## Instructions to follow
Transcribe all of the material exactly.

## Input for this task

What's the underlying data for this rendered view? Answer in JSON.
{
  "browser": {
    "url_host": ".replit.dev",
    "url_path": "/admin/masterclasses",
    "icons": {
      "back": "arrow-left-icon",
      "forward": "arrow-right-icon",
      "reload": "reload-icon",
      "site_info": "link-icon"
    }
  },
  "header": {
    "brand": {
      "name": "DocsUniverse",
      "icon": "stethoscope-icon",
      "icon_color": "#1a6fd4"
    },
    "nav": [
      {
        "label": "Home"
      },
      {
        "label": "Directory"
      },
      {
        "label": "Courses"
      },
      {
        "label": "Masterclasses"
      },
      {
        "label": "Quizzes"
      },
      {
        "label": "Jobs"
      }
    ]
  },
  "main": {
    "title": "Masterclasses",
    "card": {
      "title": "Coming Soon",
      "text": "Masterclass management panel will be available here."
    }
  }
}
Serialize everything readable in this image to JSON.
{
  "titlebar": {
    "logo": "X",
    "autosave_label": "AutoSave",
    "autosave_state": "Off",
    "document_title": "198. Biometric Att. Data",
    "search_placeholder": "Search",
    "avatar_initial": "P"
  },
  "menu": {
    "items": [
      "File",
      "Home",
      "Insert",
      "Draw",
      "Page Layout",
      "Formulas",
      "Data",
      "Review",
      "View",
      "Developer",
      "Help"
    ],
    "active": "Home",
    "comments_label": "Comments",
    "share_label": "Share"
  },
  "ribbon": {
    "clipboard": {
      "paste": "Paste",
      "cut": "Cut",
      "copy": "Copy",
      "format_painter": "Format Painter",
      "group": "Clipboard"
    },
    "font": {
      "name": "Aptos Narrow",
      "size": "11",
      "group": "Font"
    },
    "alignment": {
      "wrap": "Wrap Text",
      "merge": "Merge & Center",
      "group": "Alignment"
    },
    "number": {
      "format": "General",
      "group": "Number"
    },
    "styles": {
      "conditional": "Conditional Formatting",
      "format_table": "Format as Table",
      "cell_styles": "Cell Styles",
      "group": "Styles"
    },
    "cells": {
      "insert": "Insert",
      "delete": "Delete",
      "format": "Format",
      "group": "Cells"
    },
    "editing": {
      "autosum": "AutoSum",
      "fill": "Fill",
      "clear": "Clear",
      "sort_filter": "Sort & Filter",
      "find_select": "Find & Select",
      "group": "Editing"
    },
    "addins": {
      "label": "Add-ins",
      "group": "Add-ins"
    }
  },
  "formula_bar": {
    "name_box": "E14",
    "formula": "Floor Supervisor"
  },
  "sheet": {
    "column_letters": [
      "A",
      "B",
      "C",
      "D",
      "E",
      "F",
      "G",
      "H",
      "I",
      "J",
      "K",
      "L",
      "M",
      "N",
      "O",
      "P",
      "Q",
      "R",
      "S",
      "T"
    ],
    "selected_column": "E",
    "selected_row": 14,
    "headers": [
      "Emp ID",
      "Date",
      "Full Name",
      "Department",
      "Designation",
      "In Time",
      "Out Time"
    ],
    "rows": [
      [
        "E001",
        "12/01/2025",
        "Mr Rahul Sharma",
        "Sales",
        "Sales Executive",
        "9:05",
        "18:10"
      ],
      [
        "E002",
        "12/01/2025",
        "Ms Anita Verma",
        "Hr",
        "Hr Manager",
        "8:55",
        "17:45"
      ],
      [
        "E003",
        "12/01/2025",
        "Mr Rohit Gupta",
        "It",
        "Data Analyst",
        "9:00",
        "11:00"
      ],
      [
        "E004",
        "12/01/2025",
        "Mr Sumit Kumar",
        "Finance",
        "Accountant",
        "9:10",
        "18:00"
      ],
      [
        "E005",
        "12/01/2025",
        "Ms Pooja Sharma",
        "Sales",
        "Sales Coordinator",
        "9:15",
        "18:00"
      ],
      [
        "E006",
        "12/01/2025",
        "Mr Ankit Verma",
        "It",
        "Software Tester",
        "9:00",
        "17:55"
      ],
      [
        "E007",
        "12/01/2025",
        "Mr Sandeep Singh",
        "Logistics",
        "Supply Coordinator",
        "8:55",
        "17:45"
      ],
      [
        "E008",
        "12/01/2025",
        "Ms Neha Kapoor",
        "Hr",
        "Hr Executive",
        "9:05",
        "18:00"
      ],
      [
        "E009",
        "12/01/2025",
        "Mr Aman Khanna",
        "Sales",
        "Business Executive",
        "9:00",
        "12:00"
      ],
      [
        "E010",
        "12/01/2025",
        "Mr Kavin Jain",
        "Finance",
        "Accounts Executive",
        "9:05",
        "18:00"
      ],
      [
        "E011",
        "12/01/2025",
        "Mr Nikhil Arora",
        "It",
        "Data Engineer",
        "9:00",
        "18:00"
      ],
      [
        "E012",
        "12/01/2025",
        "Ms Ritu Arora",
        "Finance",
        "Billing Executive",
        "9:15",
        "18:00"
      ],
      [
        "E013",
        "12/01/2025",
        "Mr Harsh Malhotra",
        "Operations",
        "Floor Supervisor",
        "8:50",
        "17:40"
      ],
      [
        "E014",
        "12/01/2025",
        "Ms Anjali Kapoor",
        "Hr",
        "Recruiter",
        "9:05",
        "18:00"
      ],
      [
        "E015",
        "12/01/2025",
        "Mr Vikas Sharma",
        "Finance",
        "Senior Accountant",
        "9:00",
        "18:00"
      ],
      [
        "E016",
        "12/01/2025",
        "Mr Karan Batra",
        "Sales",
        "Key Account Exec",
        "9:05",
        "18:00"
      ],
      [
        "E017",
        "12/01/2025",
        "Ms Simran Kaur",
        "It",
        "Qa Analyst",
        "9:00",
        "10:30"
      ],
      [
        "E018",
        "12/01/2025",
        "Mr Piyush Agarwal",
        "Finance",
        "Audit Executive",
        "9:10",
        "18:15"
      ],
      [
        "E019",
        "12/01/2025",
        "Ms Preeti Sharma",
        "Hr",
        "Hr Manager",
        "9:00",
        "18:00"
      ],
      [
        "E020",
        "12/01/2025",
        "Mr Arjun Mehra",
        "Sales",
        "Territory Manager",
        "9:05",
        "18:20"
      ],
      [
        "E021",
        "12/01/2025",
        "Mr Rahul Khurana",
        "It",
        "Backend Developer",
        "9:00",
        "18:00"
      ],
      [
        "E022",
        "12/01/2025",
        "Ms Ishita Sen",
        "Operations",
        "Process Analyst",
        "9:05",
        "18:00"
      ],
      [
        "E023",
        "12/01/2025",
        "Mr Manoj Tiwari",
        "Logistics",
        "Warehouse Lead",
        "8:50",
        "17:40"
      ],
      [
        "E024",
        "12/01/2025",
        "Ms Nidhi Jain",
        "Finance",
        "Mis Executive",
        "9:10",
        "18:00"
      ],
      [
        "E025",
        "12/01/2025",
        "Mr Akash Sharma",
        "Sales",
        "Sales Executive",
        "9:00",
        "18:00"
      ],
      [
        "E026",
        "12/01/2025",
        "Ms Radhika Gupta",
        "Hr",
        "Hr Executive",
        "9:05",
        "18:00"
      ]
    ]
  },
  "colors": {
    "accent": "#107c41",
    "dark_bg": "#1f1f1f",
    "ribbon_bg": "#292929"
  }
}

## Exercise response
What's the underlying data for this rendered view? Answer in JSON.
{
  "browser": {
    "url_host": ".replit.dev",
    "url_path": "/admin/masterclasses",
    "icons": {
      "back": "arrow-left-icon",
      "forward": "arrow-right-icon",
      "reload": "reload-icon",
      "site_info": "link-icon"
    }
  },
  "header": {
    "brand": {
      "name": "DocsUniverse",
      "icon": "stethoscope-icon",
      "icon_color": "#1a6fd4"
    },
    "nav": [
      {
        "label": "Home"
      },
      {
        "label": "Directory"
      },
      {
        "label": "Courses"
      },
      {
        "label": "Masterclasses"
      },
      {
        "label": "Quizzes"
      },
      {
        "label": "Jobs"
      }
    ]
  },
  "main": {
    "title": "Masterclasses",
    "card": {
      "title": "Coming Soon",
      "text": "Masterclass management panel will be available here."
    }
  }
}
Serialize everything readable in this image to JSON.
{
  "titlebar": {
    "logo": "X",
    "autosave_label": "AutoSave",
    "autosave_state": "Off",
    "document_title": "198. Biometric Att. Data",
    "search_placeholder": "Search",
    "avatar_initial": "P"
  },
  "menu": {
    "items": [
      "File",
      "Home",
      "Insert",
      "Draw",
      "Page Layout",
      "Formulas",
      "Data",
      "Review",
      "View",
      "Developer",
      "Help"
    ],
    "active": "Home",
    "comments_label": "Comments",
    "share_label": "Share"
  },
  "ribbon": {
    "clipboard": {
      "paste": "Paste",
      "cut": "Cut",
      "copy": "Copy",
      "format_painter": "Format Painter",
      "group": "Clipboard"
    },
    "font": {
      "name": "Aptos Narrow",
      "size": "11",
      "group": "Font"
    },
    "alignment": {
      "wrap": "Wrap Text",
      "merge": "Merge & Center",
      "group": "Alignment"
    },
    "number": {
      "format": "General",
      "group": "Number"
    },
    "styles": {
      "conditional": "Conditional Formatting",
      "format_table": "Format as Table",
      "cell_styles": "Cell Styles",
      "group": "Styles"
    },
    "cells": {
      "insert": "Insert",
      "delete": "Delete",
      "format": "Format",
      "group": "Cells"
    },
    "editing": {
      "autosum": "AutoSum",
      "fill": "Fill",
      "clear": "Clear",
      "sort_filter": "Sort & Filter",
      "find_select": "Find & Select",
      "group": "Editing"
    },
    "addins": {
      "label": "Add-ins",
      "group": "Add-ins"
    }
  },
  "formula_bar": {
    "name_box": "E14",
    "formula": "Floor Supervisor"
  },
  "sheet": {
    "column_letters": [
      "A",
      "B",
      "C",
      "D",
      "E",
      "F",
      "G",
      "H",
      "I",
      "J",
      "K",
      "L",
      "M",
      "N",
      "O",
      "P",
      "Q",
      "R",
      "S",
      "T"
    ],
    "selected_column": "E",
    "selected_row": 14,
    "headers": [
      "Emp ID",
      "Date",
      "Full Name",
      "Department",
      "Designation",
      "In Time",
      "Out Time"
    ],
    "rows": [
      [
        "E001",
        "12/01/2025",
        "Mr Rahul Sharma",
        "Sales",
        "Sales Executive",
        "9:05",
        "18:10"
      ],
      [
        "E002",
        "12/01/2025",
        "Ms Anita Verma",
        "Hr",
        "Hr Manager",
        "8:55",
        "17:45"
      ],
      [
        "E003",
        "12/01/2025",
        "Mr Rohit Gupta",
        "It",
        "Data Analyst",
        "9:00",
        "11:00"
      ],
      [
        "E004",
        "12/01/2025",
        "Mr Sumit Kumar",
        "Finance",
        "Accountant",
        "9:10",
        "18:00"
      ],
      [
        "E005",
        "12/01/2025",
        "Ms Pooja Sharma",
        "Sales",
        "Sales Coordinator",
        "9:15",
        "18:00"
      ],
      [
        "E006",
        "12/01/2025",
        "Mr Ankit Verma",
        "It",
        "Software Tester",
        "9:00",
        "17:55"
      ],
      [
        "E007",
        "12/01/2025",
        "Mr Sandeep Singh",
        "Logistics",
        "Supply Coordinator",
        "8:55",
        "17:45"
      ],
      [
        "E008",
        "12/01/2025",
        "Ms Neha Kapoor",
        "Hr",
        "Hr Executive",
        "9:05",
        "18:00"
      ],
      [
        "E009",
        "12/01/2025",
        "Mr Aman Khanna",
        "Sales",
        "Business Executive",
        "9:00",
        "12:00"
      ],
      [
        "E010",
        "12/01/2025",
        "Mr Kavin Jain",
        "Finance",
        "Accounts Executive",
        "9:05",
        "18:00"
      ],
      [
        "E011",
        "12/01/2025",
        "Mr Nikhil Arora",
        "It",
        "Data Engineer",
        "9:00",
        "18:00"
      ],
      [
        "E012",
        "12/01/2025",
        "Ms Ritu Arora",
        "Finance",
        "Billing Executive",
        "9:15",
        "18:00"
      ],
      [
        "E013",
        "12/01/2025",
        "Mr Harsh Malhotra",
        "Operations",
        "Floor Supervisor",
        "8:50",
        "17:40"
      ],
      [
        "E014",
        "12/01/2025",
        "Ms Anjali Kapoor",
        "Hr",
        "Recruiter",
        "9:05",
        "18:00"
      ],
      [
        "E015",
        "12/01/2025",
        "Mr Vikas Sharma",
        "Finance",
        "Senior Accountant",
        "9:00",
        "18:00"
      ],
      [
        "E016",
        "12/01/2025",
        "Mr Karan Batra",
        "Sales",
        "Key Account Exec",
        "9:05",
        "18:00"
      ],
      [
        "E017",
        "12/01/2025",
        "Ms Simran Kaur",
        "It",
        "Qa Analyst",
        "9:00",
        "10:30"
      ],
      [
        "E018",
        "12/01/2025",
        "Mr Piyush Agarwal",
        "Finance",
        "Audit Executive",
        "9:10",
        "18:15"
      ],
      [
        "E019",
        "12/01/2025",
        "Ms Preeti Sharma",
        "Hr",
        "Hr Manager",
        "9:00",
        "18:00"
      ],
      [
        "E020",
        "12/01/2025",
        "Mr Arjun Mehra",
        "Sales",
        "Territory Manager",
        "9:05",
        "18:20"
      ],
      [
        "E021",
        "12/01/2025",
        "Mr Rahul Khurana",
        "It",
        "Backend Developer",
        "9:00",
        "18:00"
      ],
      [
        "E022",
        "12/01/2025",
        "Ms Ishita Sen",
        "Operations",
        "Process Analyst",
        "9:05",
        "18:00"
      ],
      [
        "E023",
        "12/01/2025",
        "Mr Manoj Tiwari",
        "Logistics",
        "Warehouse Lead",
        "8:50",
        "17:40"
      ],
      [
        "E024",
        "12/01/2025",
        "Ms Nidhi Jain",
        "Finance",
        "Mis Executive",
        "9:10",
        "18:00"
      ],
      [
        "E025",
        "12/01/2025",
        "Mr Akash Sharma",
        "Sales",
        "Sales Executive",
        "9:00",
        "18:00"
      ],
      [
        "E026",
        "12/01/2025",
        "Ms Radhika Gupta",
        "Hr",
        "Hr Executive",
        "9:05",
        "18:00"
      ]
    ]
  },
  "colors": {
    "accent": "#107c41",
    "dark_bg": "#1f1f1f",
    "ribbon_bg": "#292929"
  }
}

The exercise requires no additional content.